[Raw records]
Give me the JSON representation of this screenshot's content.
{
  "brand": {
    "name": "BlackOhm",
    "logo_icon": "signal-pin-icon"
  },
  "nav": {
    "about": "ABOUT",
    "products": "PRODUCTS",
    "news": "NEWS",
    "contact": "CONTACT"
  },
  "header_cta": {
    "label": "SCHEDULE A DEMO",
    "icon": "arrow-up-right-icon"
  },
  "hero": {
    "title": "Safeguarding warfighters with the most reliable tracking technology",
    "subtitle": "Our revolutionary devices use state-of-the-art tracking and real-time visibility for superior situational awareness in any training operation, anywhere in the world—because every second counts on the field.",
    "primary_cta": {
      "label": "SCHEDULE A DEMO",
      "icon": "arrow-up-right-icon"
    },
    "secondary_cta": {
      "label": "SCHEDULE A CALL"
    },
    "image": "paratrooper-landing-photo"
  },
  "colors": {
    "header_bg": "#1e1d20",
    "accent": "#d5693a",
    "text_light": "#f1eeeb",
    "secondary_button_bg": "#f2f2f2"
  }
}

§ Problem to solve: From the data above, show each line that contains "arrow".

§ Exercise answer:
    "icon": "arrow-up-right-icon"
      "icon": "arrow-up-right-icon"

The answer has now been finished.